- _Exercise task_
Output each entry below as it stands, leaving out every picture.

- _Data entries_
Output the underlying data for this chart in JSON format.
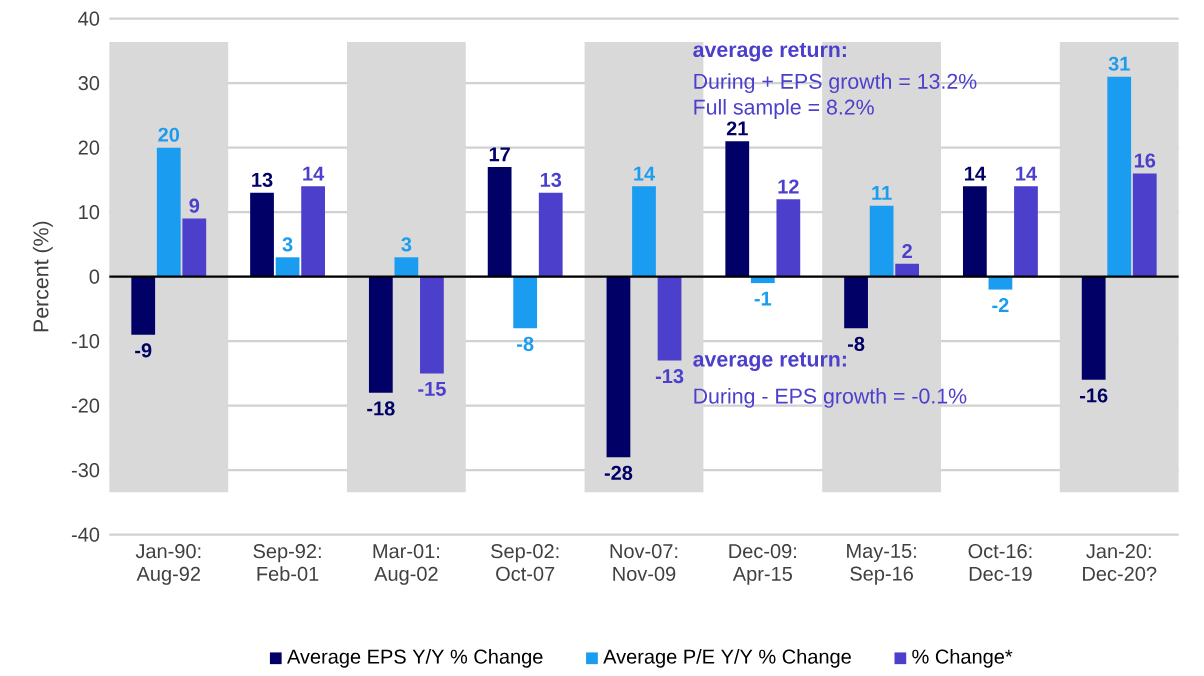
{
  "chart_data": {
    "type": "bar",
    "ylabel": "Percent (%)",
    "categories": [
      "Jan-90: Aug-92",
      "Sep-92: Feb-01",
      "Mar-01: Aug-02",
      "Sep-02: Oct-07",
      "Nov-07: Nov-09",
      "Dec-09: Apr-15",
      "May-15: Sep-16",
      "Oct-16: Dec-19",
      "Jan-20: Dec-20?"
    ],
    "series": [
      {
        "name": "Average EPS Y/Y % Change",
        "color": "#000066",
        "values": [
          -9,
          13,
          -18,
          17,
          -28,
          21,
          -8,
          14,
          -16
        ]
      },
      {
        "name": "Average P/E Y/Y % Change",
        "color": "#1a9cf0",
        "values": [
          20,
          3,
          3,
          -8,
          14,
          -1,
          11,
          -2,
          31
        ]
      },
      {
        "name": "% Change*",
        "color": "#4b3fcc",
        "values": [
          9,
          14,
          -15,
          13,
          -13,
          12,
          2,
          14,
          16
        ]
      }
    ],
    "ylim": [
      -40,
      40
    ],
    "yticks": [
      -40,
      -30,
      -20,
      -10,
      0,
      10,
      20,
      30,
      40
    ],
    "grid": "y",
    "legend": "bottom",
    "data_labels": true,
    "bands": [
      {
        "axis": "x",
        "from": "Jan-90: Aug-92",
        "to": "Jan-90: Aug-92",
        "color": "#d9d9d9"
      },
      {
        "axis": "x",
        "from": "Mar-01: Aug-02",
        "to": "Mar-01: Aug-02",
        "color": "#d9d9d9"
      },
      {
        "axis": "x",
        "from": "Nov-07: Nov-09",
        "to": "Nov-07: Nov-09",
        "color": "#d9d9d9"
      },
      {
        "axis": "x",
        "from": "May-15: Sep-16",
        "to": "May-15: Sep-16",
        "color": "#d9d9d9"
      },
      {
        "axis": "x",
        "from": "Jan-20: Dec-20?",
        "to": "Jan-20: Dec-20?",
        "color": "#d9d9d9"
      }
    ],
    "annotations": [
      "**average return:**",
      "During + EPS growth = 13.2%",
      "Full sample = 8.2%",
      "**average return:**",
      "During - EPS growth = -0.1%"
    ]
  }
}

- _Answer in full_
Output the underlying data for this chart in JSON format.
{
  "chart_data": {
    "type": "bar",
    "ylabel": "Percent (%)",
    "categories": [
      "Jan-90: Aug-92",
      "Sep-92: Feb-01",
      "Mar-01: Aug-02",
      "Sep-02: Oct-07",
      "Nov-07: Nov-09",
      "Dec-09: Apr-15",
      "May-15: Sep-16",
      "Oct-16: Dec-19",
      "Jan-20: Dec-20?"
    ],
    "series": [
      {
        "name": "Average EPS Y/Y % Change",
        "color": "#000066",
        "values": [
          -9,
          13,
          -18,
          17,
          -28,
          21,
          -8,
          14,
          -16
        ]
      },
      {
        "name": "Average P/E Y/Y % Change",
        "color": "#1a9cf0",
        "values": [
          20,
          3,
          3,
          -8,
          14,
          -1,
          11,
          -2,
          31
        ]
      },
      {
        "name": "% Change*",
        "color": "#4b3fcc",
        "values": [
          9,
          14,
          -15,
          13,
          -13,
          12,
          2,
          14,
          16
        ]
      }
    ],
    "ylim": [
      -40,
      40
    ],
    "yticks": [
      -40,
      -30,
      -20,
      -10,
      0,
      10,
      20,
      30,
      40
    ],
    "grid": "y",
    "legend": "bottom",
    "data_labels": true,
    "bands": [
      {
        "axis": "x",
        "from": "Jan-90: Aug-92",
        "to": "Jan-90: Aug-92",
        "color": "#d9d9d9"
      },
      {
        "axis": "x",
        "from": "Mar-01: Aug-02",
        "to": "Mar-01: Aug-02",
        "color": "#d9d9d9"
      },
      {
        "axis": "x",
        "from": "Nov-07: Nov-09",
        "to": "Nov-07: Nov-09",
        "color": "#d9d9d9"
      },
      {
        "axis": "x",
        "from": "May-15: Sep-16",
        "to": "May-15: Sep-16",
        "color": "#d9d9d9"
      },
      {
        "axis": "x",
        "from": "Jan-20: Dec-20?",
        "to": "Jan-20: Dec-20?",
        "color": "#d9d9d9"
      }
    ],
    "annotations": [
      "**average return:**",
      "During + EPS growth = 13.2%",
      "Full sample = 8.2%",
      "**average return:**",
      "During - EPS growth = -0.1%"
    ]
  }
}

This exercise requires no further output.